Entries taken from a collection

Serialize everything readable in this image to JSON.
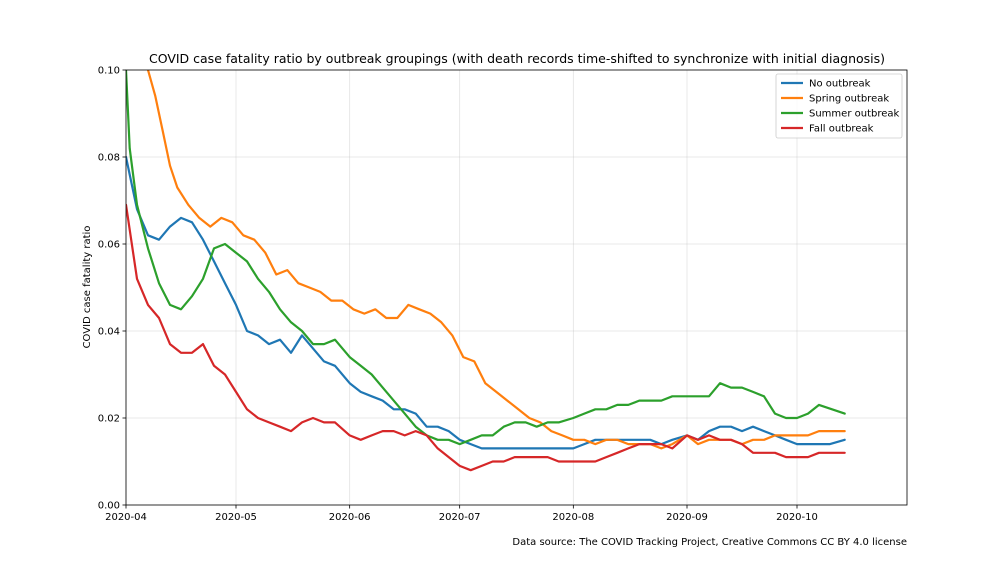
{
  "chart_data": {
    "type": "line",
    "title": "COVID case fatality ratio by outbreak groupings (with death records time-shifted to synchronize with initial diagnosis)",
    "xlabel": "",
    "ylabel": "COVID case fatality ratio",
    "xlim": [
      "2020-04-01",
      "2020-10-31"
    ],
    "ylim": [
      0.0,
      0.1
    ],
    "x_ticks": [
      "2020-04",
      "2020-05",
      "2020-06",
      "2020-07",
      "2020-08",
      "2020-09",
      "2020-10"
    ],
    "y_ticks": [
      "0.00",
      "0.02",
      "0.04",
      "0.06",
      "0.08",
      "0.10"
    ],
    "grid": true,
    "legend_position": "upper right",
    "series": [
      {
        "name": "No outbreak",
        "color": "#1f77b4",
        "x": [
          "2020-04-01",
          "2020-04-04",
          "2020-04-07",
          "2020-04-10",
          "2020-04-13",
          "2020-04-16",
          "2020-04-19",
          "2020-04-22",
          "2020-04-25",
          "2020-04-28",
          "2020-05-01",
          "2020-05-04",
          "2020-05-07",
          "2020-05-10",
          "2020-05-13",
          "2020-05-16",
          "2020-05-19",
          "2020-05-22",
          "2020-05-25",
          "2020-05-28",
          "2020-06-01",
          "2020-06-04",
          "2020-06-07",
          "2020-06-10",
          "2020-06-13",
          "2020-06-16",
          "2020-06-19",
          "2020-06-22",
          "2020-06-25",
          "2020-06-28",
          "2020-07-01",
          "2020-07-04",
          "2020-07-07",
          "2020-07-10",
          "2020-07-13",
          "2020-07-16",
          "2020-07-19",
          "2020-07-22",
          "2020-07-25",
          "2020-07-28",
          "2020-08-01",
          "2020-08-04",
          "2020-08-07",
          "2020-08-10",
          "2020-08-13",
          "2020-08-16",
          "2020-08-19",
          "2020-08-22",
          "2020-08-25",
          "2020-08-28",
          "2020-09-01",
          "2020-09-04",
          "2020-09-07",
          "2020-09-10",
          "2020-09-13",
          "2020-09-16",
          "2020-09-19",
          "2020-09-22",
          "2020-09-25",
          "2020-09-28",
          "2020-10-01",
          "2020-10-04",
          "2020-10-07",
          "2020-10-10",
          "2020-10-14"
        ],
        "y": [
          0.08,
          0.068,
          0.062,
          0.061,
          0.064,
          0.066,
          0.065,
          0.061,
          0.056,
          0.051,
          0.046,
          0.04,
          0.039,
          0.037,
          0.038,
          0.035,
          0.039,
          0.036,
          0.033,
          0.032,
          0.028,
          0.026,
          0.025,
          0.024,
          0.022,
          0.022,
          0.021,
          0.018,
          0.018,
          0.017,
          0.015,
          0.014,
          0.013,
          0.013,
          0.013,
          0.013,
          0.013,
          0.013,
          0.013,
          0.013,
          0.013,
          0.014,
          0.015,
          0.015,
          0.015,
          0.015,
          0.015,
          0.015,
          0.014,
          0.015,
          0.016,
          0.015,
          0.017,
          0.018,
          0.018,
          0.017,
          0.018,
          0.017,
          0.016,
          0.015,
          0.014,
          0.014,
          0.014,
          0.014,
          0.015
        ]
      },
      {
        "name": "Spring outbreak",
        "color": "#ff7f0e",
        "x": [
          "2020-04-07",
          "2020-04-09",
          "2020-04-11",
          "2020-04-13",
          "2020-04-15",
          "2020-04-18",
          "2020-04-21",
          "2020-04-24",
          "2020-04-27",
          "2020-04-30",
          "2020-05-03",
          "2020-05-06",
          "2020-05-09",
          "2020-05-12",
          "2020-05-15",
          "2020-05-18",
          "2020-05-21",
          "2020-05-24",
          "2020-05-27",
          "2020-05-30",
          "2020-06-02",
          "2020-06-05",
          "2020-06-08",
          "2020-06-11",
          "2020-06-14",
          "2020-06-17",
          "2020-06-20",
          "2020-06-23",
          "2020-06-26",
          "2020-06-29",
          "2020-07-02",
          "2020-07-05",
          "2020-07-08",
          "2020-07-11",
          "2020-07-14",
          "2020-07-17",
          "2020-07-20",
          "2020-07-23",
          "2020-07-26",
          "2020-07-29",
          "2020-08-01",
          "2020-08-04",
          "2020-08-07",
          "2020-08-10",
          "2020-08-13",
          "2020-08-16",
          "2020-08-19",
          "2020-08-22",
          "2020-08-25",
          "2020-08-28",
          "2020-09-01",
          "2020-09-04",
          "2020-09-07",
          "2020-09-10",
          "2020-09-13",
          "2020-09-16",
          "2020-09-19",
          "2020-09-22",
          "2020-09-25",
          "2020-09-28",
          "2020-10-01",
          "2020-10-04",
          "2020-10-07",
          "2020-10-10",
          "2020-10-14"
        ],
        "y": [
          0.1,
          0.094,
          0.086,
          0.078,
          0.073,
          0.069,
          0.066,
          0.064,
          0.066,
          0.065,
          0.062,
          0.061,
          0.058,
          0.053,
          0.054,
          0.051,
          0.05,
          0.049,
          0.047,
          0.047,
          0.045,
          0.044,
          0.045,
          0.043,
          0.043,
          0.046,
          0.045,
          0.044,
          0.042,
          0.039,
          0.034,
          0.033,
          0.028,
          0.026,
          0.024,
          0.022,
          0.02,
          0.019,
          0.017,
          0.016,
          0.015,
          0.015,
          0.014,
          0.015,
          0.015,
          0.014,
          0.014,
          0.014,
          0.013,
          0.014,
          0.016,
          0.014,
          0.015,
          0.015,
          0.015,
          0.014,
          0.015,
          0.015,
          0.016,
          0.016,
          0.016,
          0.016,
          0.017,
          0.017,
          0.017
        ]
      },
      {
        "name": "Summer outbreak",
        "color": "#2ca02c",
        "x": [
          "2020-04-01",
          "2020-04-02",
          "2020-04-04",
          "2020-04-07",
          "2020-04-10",
          "2020-04-13",
          "2020-04-16",
          "2020-04-19",
          "2020-04-22",
          "2020-04-25",
          "2020-04-28",
          "2020-05-01",
          "2020-05-04",
          "2020-05-07",
          "2020-05-10",
          "2020-05-13",
          "2020-05-16",
          "2020-05-19",
          "2020-05-22",
          "2020-05-25",
          "2020-05-28",
          "2020-06-01",
          "2020-06-04",
          "2020-06-07",
          "2020-06-10",
          "2020-06-13",
          "2020-06-16",
          "2020-06-19",
          "2020-06-22",
          "2020-06-25",
          "2020-06-28",
          "2020-07-01",
          "2020-07-04",
          "2020-07-07",
          "2020-07-10",
          "2020-07-13",
          "2020-07-16",
          "2020-07-19",
          "2020-07-22",
          "2020-07-25",
          "2020-07-28",
          "2020-08-01",
          "2020-08-04",
          "2020-08-07",
          "2020-08-10",
          "2020-08-13",
          "2020-08-16",
          "2020-08-19",
          "2020-08-22",
          "2020-08-25",
          "2020-08-28",
          "2020-09-01",
          "2020-09-04",
          "2020-09-07",
          "2020-09-10",
          "2020-09-13",
          "2020-09-16",
          "2020-09-19",
          "2020-09-22",
          "2020-09-25",
          "2020-09-28",
          "2020-10-01",
          "2020-10-04",
          "2020-10-07",
          "2020-10-14"
        ],
        "y": [
          0.1,
          0.082,
          0.069,
          0.059,
          0.051,
          0.046,
          0.045,
          0.048,
          0.052,
          0.059,
          0.06,
          0.058,
          0.056,
          0.052,
          0.049,
          0.045,
          0.042,
          0.04,
          0.037,
          0.037,
          0.038,
          0.034,
          0.032,
          0.03,
          0.027,
          0.024,
          0.021,
          0.018,
          0.016,
          0.015,
          0.015,
          0.014,
          0.015,
          0.016,
          0.016,
          0.018,
          0.019,
          0.019,
          0.018,
          0.019,
          0.019,
          0.02,
          0.021,
          0.022,
          0.022,
          0.023,
          0.023,
          0.024,
          0.024,
          0.024,
          0.025,
          0.025,
          0.025,
          0.025,
          0.028,
          0.027,
          0.027,
          0.026,
          0.025,
          0.021,
          0.02,
          0.02,
          0.021,
          0.023,
          0.021
        ]
      },
      {
        "name": "Fall outbreak",
        "color": "#d62728",
        "x": [
          "2020-04-01",
          "2020-04-04",
          "2020-04-07",
          "2020-04-10",
          "2020-04-13",
          "2020-04-16",
          "2020-04-19",
          "2020-04-22",
          "2020-04-25",
          "2020-04-28",
          "2020-05-01",
          "2020-05-04",
          "2020-05-07",
          "2020-05-10",
          "2020-05-13",
          "2020-05-16",
          "2020-05-19",
          "2020-05-22",
          "2020-05-25",
          "2020-05-28",
          "2020-06-01",
          "2020-06-04",
          "2020-06-07",
          "2020-06-10",
          "2020-06-13",
          "2020-06-16",
          "2020-06-19",
          "2020-06-22",
          "2020-06-25",
          "2020-06-28",
          "2020-07-01",
          "2020-07-04",
          "2020-07-07",
          "2020-07-10",
          "2020-07-13",
          "2020-07-16",
          "2020-07-19",
          "2020-07-22",
          "2020-07-25",
          "2020-07-28",
          "2020-08-01",
          "2020-08-04",
          "2020-08-07",
          "2020-08-10",
          "2020-08-13",
          "2020-08-16",
          "2020-08-19",
          "2020-08-22",
          "2020-08-25",
          "2020-08-28",
          "2020-09-01",
          "2020-09-04",
          "2020-09-07",
          "2020-09-10",
          "2020-09-13",
          "2020-09-16",
          "2020-09-19",
          "2020-09-22",
          "2020-09-25",
          "2020-09-28",
          "2020-10-01",
          "2020-10-04",
          "2020-10-07",
          "2020-10-10",
          "2020-10-14"
        ],
        "y": [
          0.069,
          0.052,
          0.046,
          0.043,
          0.037,
          0.035,
          0.035,
          0.037,
          0.032,
          0.03,
          0.026,
          0.022,
          0.02,
          0.019,
          0.018,
          0.017,
          0.019,
          0.02,
          0.019,
          0.019,
          0.016,
          0.015,
          0.016,
          0.017,
          0.017,
          0.016,
          0.017,
          0.016,
          0.013,
          0.011,
          0.009,
          0.008,
          0.009,
          0.01,
          0.01,
          0.011,
          0.011,
          0.011,
          0.011,
          0.01,
          0.01,
          0.01,
          0.01,
          0.011,
          0.012,
          0.013,
          0.014,
          0.014,
          0.014,
          0.013,
          0.016,
          0.015,
          0.016,
          0.015,
          0.015,
          0.014,
          0.012,
          0.012,
          0.012,
          0.011,
          0.011,
          0.011,
          0.012,
          0.012,
          0.012
        ]
      }
    ]
  },
  "footer": {
    "source": "Data source: The COVID Tracking Project, Creative Commons CC BY 4.0 license"
  }
}
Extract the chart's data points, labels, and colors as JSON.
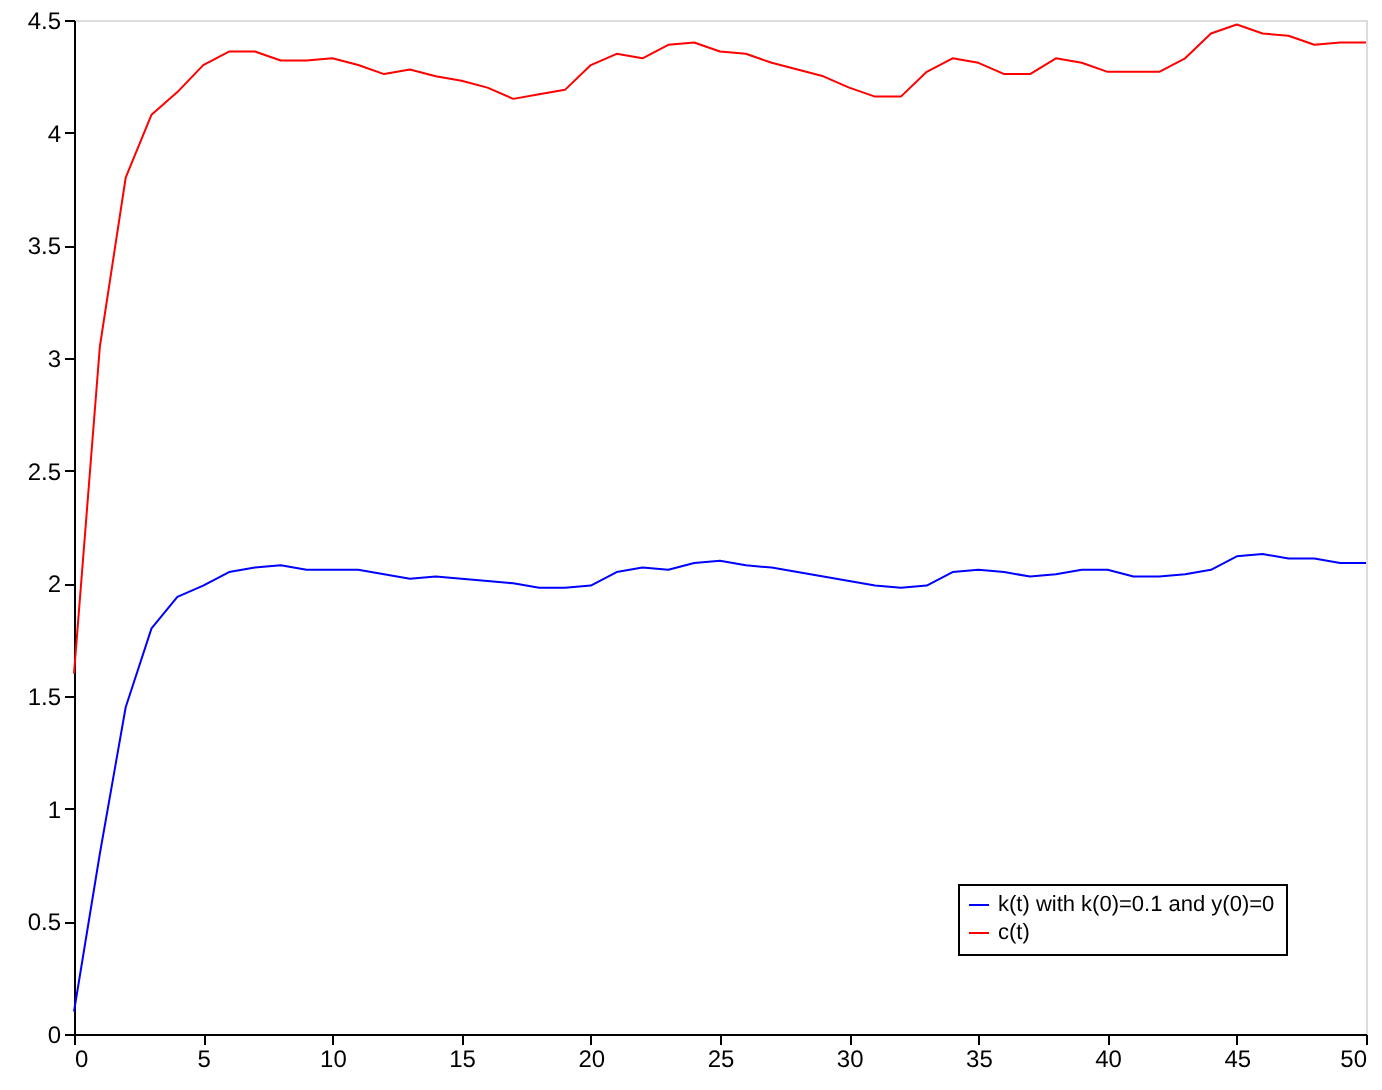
{
  "chart_data": {
    "type": "line",
    "x": [
      0,
      1,
      2,
      3,
      4,
      5,
      6,
      7,
      8,
      9,
      10,
      11,
      12,
      13,
      14,
      15,
      16,
      17,
      18,
      19,
      20,
      21,
      22,
      23,
      24,
      25,
      26,
      27,
      28,
      29,
      30,
      31,
      32,
      33,
      34,
      35,
      36,
      37,
      38,
      39,
      40,
      41,
      42,
      43,
      44,
      45,
      46,
      47,
      48,
      49,
      50
    ],
    "series": [
      {
        "name": "k(t) with k(0)=0.1 and y(0)=0",
        "color": "#0000ff",
        "values": [
          0.1,
          0.8,
          1.45,
          1.8,
          1.94,
          1.99,
          2.05,
          2.07,
          2.08,
          2.06,
          2.06,
          2.06,
          2.04,
          2.02,
          2.03,
          2.02,
          2.01,
          2.0,
          1.98,
          1.98,
          1.99,
          2.05,
          2.07,
          2.06,
          2.09,
          2.1,
          2.08,
          2.07,
          2.05,
          2.03,
          2.01,
          1.99,
          1.98,
          1.99,
          2.05,
          2.06,
          2.05,
          2.03,
          2.04,
          2.06,
          2.06,
          2.03,
          2.03,
          2.04,
          2.06,
          2.12,
          2.13,
          2.11,
          2.11,
          2.09,
          2.09
        ]
      },
      {
        "name": "c(t)",
        "color": "#ff0000",
        "values": [
          1.6,
          3.05,
          3.8,
          4.08,
          4.18,
          4.3,
          4.36,
          4.36,
          4.32,
          4.32,
          4.33,
          4.3,
          4.26,
          4.28,
          4.25,
          4.23,
          4.2,
          4.15,
          4.17,
          4.19,
          4.3,
          4.35,
          4.33,
          4.39,
          4.4,
          4.36,
          4.35,
          4.31,
          4.28,
          4.25,
          4.2,
          4.16,
          4.16,
          4.27,
          4.33,
          4.31,
          4.26,
          4.26,
          4.33,
          4.31,
          4.27,
          4.27,
          4.27,
          4.33,
          4.44,
          4.48,
          4.44,
          4.43,
          4.39,
          4.4,
          4.4
        ]
      }
    ],
    "xlim": [
      0,
      50
    ],
    "xticks": [
      0,
      5,
      10,
      15,
      20,
      25,
      30,
      35,
      40,
      45,
      50
    ],
    "ylim": [
      0,
      4.5
    ],
    "yticks": [
      0,
      0.5,
      1,
      1.5,
      2,
      2.5,
      3,
      3.5,
      4,
      4.5
    ],
    "grid": false,
    "legend": "bottom right",
    "marker": "none",
    "line_style": "solid"
  }
}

- Stated task
Look through the entries above and report each line where the string "fatality" occurs.

- Result
    "title": "COVID case fatality ratio by outbreak groupings (with death records time-shifted to synchronize with initial diagnosis)",
    "ylabel": "COVID case fatality ratio",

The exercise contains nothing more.